• _Problem description_
Reproduce the listing below in full and without alteration, apart from its pictures.

* * * * * * * * *

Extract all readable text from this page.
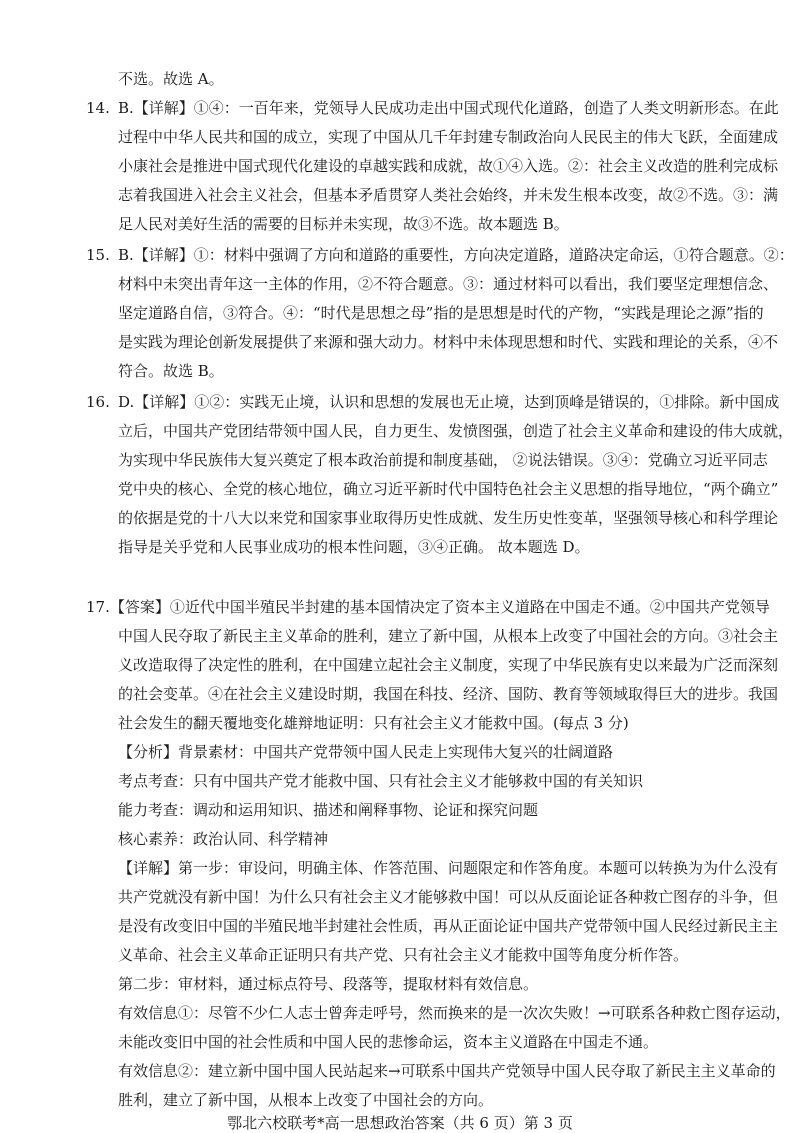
不选。故选 A。
14. B.【详解】①④：一百年来，党领导人民成功走出中国式现代化道路，创造了人类文明新形态。在此
过程中中华人民共和国的成立，实现了中国从几千年封建专制政治向人民民主的伟大飞跃，全面建成
小康社会是推进中国式现代化建设的卓越实践和成就，故①④入选。②：社会主义改造的胜利完成标
志着我国进入社会主义社会，但基本矛盾贯穿人类社会始终，并未发生根本改变，故②不选。③：满
足人民对美好生活的需要的目标并未实现，故③不选。故本题选 B。
15. B.【详解】①：材料中强调了方向和道路的重要性，方向决定道路，道路决定命运，①符合题意。②：
材料中未突出青年这一主体的作用，②不符合题意。③：通过材料可以看出，我们要坚定理想信念、
坚定道路自信，③符合。④：“时代是思想之母”指的是思想是时代的产物，“实践是理论之源”指的
是实践为理论创新发展提供了来源和强大动力。材料中未体现思想和时代、实践和理论的关系，④不
符合。故选 B。
16. D.【详解】①②：实践无止境，认识和思想的发展也无止境，达到顶峰是错误的，①排除。新中国成
立后，中国共产党团结带领中国人民，自力更生、发愤图强，创造了社会主义革命和建设的伟大成就，
为实现中华民族伟大复兴奠定了根本政治前提和制度基础， ②说法错误。③④：党确立习近平同志
党中央的核心、全党的核心地位，确立习近平新时代中国特色社会主义思想的指导地位，“两个确立”
的依据是党的十八大以来党和国家事业取得历史性成就、发生历史性变革，坚强领导核心和科学理论
指导是关乎党和人民事业成功的根本性问题，③④正确。 故本题选 D。
17.【答案】①近代中国半殖民半封建的基本国情决定了资本主义道路在中国走不通。②中国共产党领导
中国人民夺取了新民主主义革命的胜利，建立了新中国，从根本上改变了中国社会的方向。③社会主
义改造取得了决定性的胜利，在中国建立起社会主义制度，实现了中华民族有史以来最为广泛而深刻
的社会变革。④在社会主义建设时期，我国在科技、经济、国防、教育等领域取得巨大的进步。我国
社会发生的翻天覆地变化雄辩地证明：只有社会主义才能救中国。(每点 3 分)
【分析】背景素材：中国共产党带领中国人民走上实现伟大复兴的壮阔道路
考点考查：只有中国共产党才能救中国、只有社会主义才能够救中国的有关知识
能力考查：调动和运用知识、描述和阐释事物、论证和探究问题
核心素养：政治认同、科学精神
【详解】第一步：审设问，明确主体、作答范围、问题限定和作答角度。本题可以转换为为什么没有
共产党就没有新中国！为什么只有社会主义才能够救中国！可以从反面论证各种救亡图存的斗争，但
是没有改变旧中国的半殖民地半封建社会性质，再从正面论证中国共产党带领中国人民经过新民主主
义革命、社会主义革命正证明只有共产党、只有社会主义才能救中国等角度分析作答。
第二步：审材料，通过标点符号、段落等，提取材料有效信息。
有效信息①：尽管不少仁人志士曾奔走呼号，然而换来的是一次次失败！→可联系各种救亡图存运动，
未能改变旧中国的社会性质和中国人民的悲惨命运，资本主义道路在中国走不通。
有效信息②：建立新中国中国人民站起来→可联系中国共产党领导中国人民夺取了新民主主义革命的
胜利，建立了新中国，从根本上改变了中国社会的方向。
鄂北六校联考*高一思想政治答案（共 6 页）第 3 页
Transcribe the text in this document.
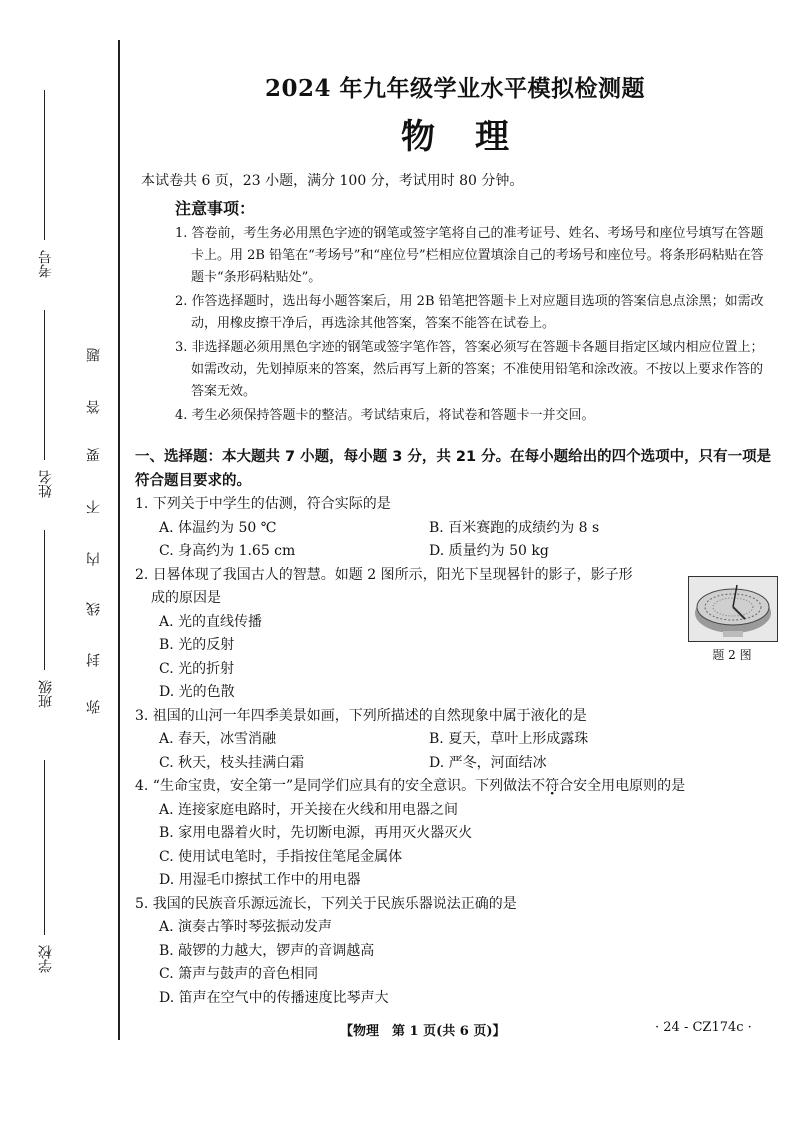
考号
姓名
班级
学校
弥
封
线
内
不
要
答
题
2024 年九年级学业水平模拟检测题
物理

本试卷共 6 页，23 小题，满分 100 分，考试用时 80 分钟。

注意事项：

1. 答卷前，考生务必用黑色字迹的钢笔或签字笔将自己的准考证号、姓名、考场号和座位号填写在答题卡上。用 2B 铅笔在“考场号”和“座位号”栏相应位置填涂自己的考场号和座位号。将条形码粘贴在答题卡“条形码粘贴处”。

2. 作答选择题时，选出每小题答案后，用 2B 铅笔把答题卡上对应题目选项的答案信息点涂黑；如需改动，用橡皮擦干净后，再选涂其他答案，答案不能答在试卷上。

3. 非选择题必须用黑色字迹的钢笔或签字笔作答，答案必须写在答题卡各题目指定区域内相应位置上；如需改动，先划掉原来的答案，然后再写上新的答案；不准使用铅笔和涂改液。不按以上要求作答的答案无效。

4. 考生必须保持答题卡的整洁。考试结束后，将试卷和答题卡一并交回。

一、选择题：本大题共 7 小题，每小题 3 分，共 21 分。在每小题给出的四个选项中，只有一项是符合题目要求的。

1. 下列关于中学生的估测，符合实际的是

A. 体温约为 50 ℃	B. 百米赛跑的成绩约为 8 s
C. 身高约为 1.65 cm	D. 质量约为 50 kg

2. 日晷体现了我国古人的智慧。如题 2 图所示，阳光下呈现晷针的影子，影子形

成的原因是

A. 光的直线传播
B. 光的反射
C. 光的折射
D. 光的色散
题 2 图

3. 祖国的山河一年四季美景如画，下列所描述的自然现象中属于液化的是

A. 春天，冰雪消融	B. 夏天，草叶上形成露珠
C. 秋天，枝头挂满白霜	D. 严冬，河面结冰

4. “生命宝贵，安全第一”是同学们应具有的安全意识。下列做法不符合安全用电原则的是

A. 连接家庭电路时，开关接在火线和用电器之间
B. 家用电器着火时，先切断电源，再用灭火器灭火
C. 使用试电笔时，手指按住笔尾金属体
D. 用湿毛巾擦拭工作中的用电器

5. 我国的民族音乐源远流长，下列关于民族乐器说法正确的是

A. 演奏古筝时琴弦振动发声
B. 敲锣的力越大，锣声的音调越高
C. 箫声与鼓声的音色相同
D. 笛声在空气中的传播速度比琴声大
【物理　第 1 页(共 6 页)】	· 24 - CZ174c ·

* * * * * * * * *

• _Expected answer_
Extract all readable text from this page.
不选。故选 A。
14. B.【详解】①④：一百年来，党领导人民成功走出中国式现代化道路，创造了人类文明新形态。在此
过程中中华人民共和国的成立，实现了中国从几千年封建专制政治向人民民主的伟大飞跃，全面建成
小康社会是推进中国式现代化建设的卓越实践和成就，故①④入选。②：社会主义改造的胜利完成标
志着我国进入社会主义社会，但基本矛盾贯穿人类社会始终，并未发生根本改变，故②不选。③：满
足人民对美好生活的需要的目标并未实现，故③不选。故本题选 B。
15. B.【详解】①：材料中强调了方向和道路的重要性，方向决定道路，道路决定命运，①符合题意。②：
材料中未突出青年这一主体的作用，②不符合题意。③：通过材料可以看出，我们要坚定理想信念、
坚定道路自信，③符合。④：“时代是思想之母”指的是思想是时代的产物，“实践是理论之源”指的
是实践为理论创新发展提供了来源和强大动力。材料中未体现思想和时代、实践和理论的关系，④不
符合。故选 B。
16. D.【详解】①②：实践无止境，认识和思想的发展也无止境，达到顶峰是错误的，①排除。新中国成
立后，中国共产党团结带领中国人民，自力更生、发愤图强，创造了社会主义革命和建设的伟大成就，
为实现中华民族伟大复兴奠定了根本政治前提和制度基础， ②说法错误。③④：党确立习近平同志
党中央的核心、全党的核心地位，确立习近平新时代中国特色社会主义思想的指导地位，“两个确立”
的依据是党的十八大以来党和国家事业取得历史性成就、发生历史性变革，坚强领导核心和科学理论
指导是关乎党和人民事业成功的根本性问题，③④正确。 故本题选 D。
17.【答案】①近代中国半殖民半封建的基本国情决定了资本主义道路在中国走不通。②中国共产党领导
中国人民夺取了新民主主义革命的胜利，建立了新中国，从根本上改变了中国社会的方向。③社会主
义改造取得了决定性的胜利，在中国建立起社会主义制度，实现了中华民族有史以来最为广泛而深刻
的社会变革。④在社会主义建设时期，我国在科技、经济、国防、教育等领域取得巨大的进步。我国
社会发生的翻天覆地变化雄辩地证明：只有社会主义才能救中国。(每点 3 分)
【分析】背景素材：中国共产党带领中国人民走上实现伟大复兴的壮阔道路
考点考查：只有中国共产党才能救中国、只有社会主义才能够救中国的有关知识
能力考查：调动和运用知识、描述和阐释事物、论证和探究问题
核心素养：政治认同、科学精神
【详解】第一步：审设问，明确主体、作答范围、问题限定和作答角度。本题可以转换为为什么没有
共产党就没有新中国！为什么只有社会主义才能够救中国！可以从反面论证各种救亡图存的斗争，但
是没有改变旧中国的半殖民地半封建社会性质，再从正面论证中国共产党带领中国人民经过新民主主
义革命、社会主义革命正证明只有共产党、只有社会主义才能救中国等角度分析作答。
第二步：审材料，通过标点符号、段落等，提取材料有效信息。
有效信息①：尽管不少仁人志士曾奔走呼号，然而换来的是一次次失败！→可联系各种救亡图存运动，
未能改变旧中国的社会性质和中国人民的悲惨命运，资本主义道路在中国走不通。
有效信息②：建立新中国中国人民站起来→可联系中国共产党领导中国人民夺取了新民主主义革命的
胜利，建立了新中国，从根本上改变了中国社会的方向。
鄂北六校联考*高一思想政治答案（共 6 页）第 3 页
Transcribe the text in this document.
考号
姓名
班级
学校
弥
封
线
内
不
要
答
题
2024 年九年级学业水平模拟检测题
物理

本试卷共 6 页，23 小题，满分 100 分，考试用时 80 分钟。

注意事项：

1. 答卷前，考生务必用黑色字迹的钢笔或签字笔将自己的准考证号、姓名、考场号和座位号填写在答题卡上。用 2B 铅笔在“考场号”和“座位号”栏相应位置填涂自己的考场号和座位号。将条形码粘贴在答题卡“条形码粘贴处”。

2. 作答选择题时，选出每小题答案后，用 2B 铅笔把答题卡上对应题目选项的答案信息点涂黑；如需改动，用橡皮擦干净后，再选涂其他答案，答案不能答在试卷上。

3. 非选择题必须用黑色字迹的钢笔或签字笔作答，答案必须写在答题卡各题目指定区域内相应位置上；如需改动，先划掉原来的答案，然后再写上新的答案；不准使用铅笔和涂改液。不按以上要求作答的答案无效。

4. 考生必须保持答题卡的整洁。考试结束后，将试卷和答题卡一并交回。

一、选择题：本大题共 7 小题，每小题 3 分，共 21 分。在每小题给出的四个选项中，只有一项是符合题目要求的。

1. 下列关于中学生的估测，符合实际的是

A. 体温约为 50 ℃	B. 百米赛跑的成绩约为 8 s
C. 身高约为 1.65 cm	D. 质量约为 50 kg

2. 日晷体现了我国古人的智慧。如题 2 图所示，阳光下呈现晷针的影子，影子形

成的原因是

A. 光的直线传播
B. 光的反射
C. 光的折射
D. 光的色散
题 2 图

3. 祖国的山河一年四季美景如画，下列所描述的自然现象中属于液化的是

A. 春天，冰雪消融	B. 夏天，草叶上形成露珠
C. 秋天，枝头挂满白霜	D. 严冬，河面结冰

4. “生命宝贵，安全第一”是同学们应具有的安全意识。下列做法不符合安全用电原则的是

A. 连接家庭电路时，开关接在火线和用电器之间
B. 家用电器着火时，先切断电源，再用灭火器灭火
C. 使用试电笔时，手指按住笔尾金属体
D. 用湿毛巾擦拭工作中的用电器

5. 我国的民族音乐源远流长，下列关于民族乐器说法正确的是

A. 演奏古筝时琴弦振动发声
B. 敲锣的力越大，锣声的音调越高
C. 箫声与鼓声的音色相同
D. 笛声在空气中的传播速度比琴声大
【物理　第 1 页(共 6 页)】	· 24 - CZ174c ·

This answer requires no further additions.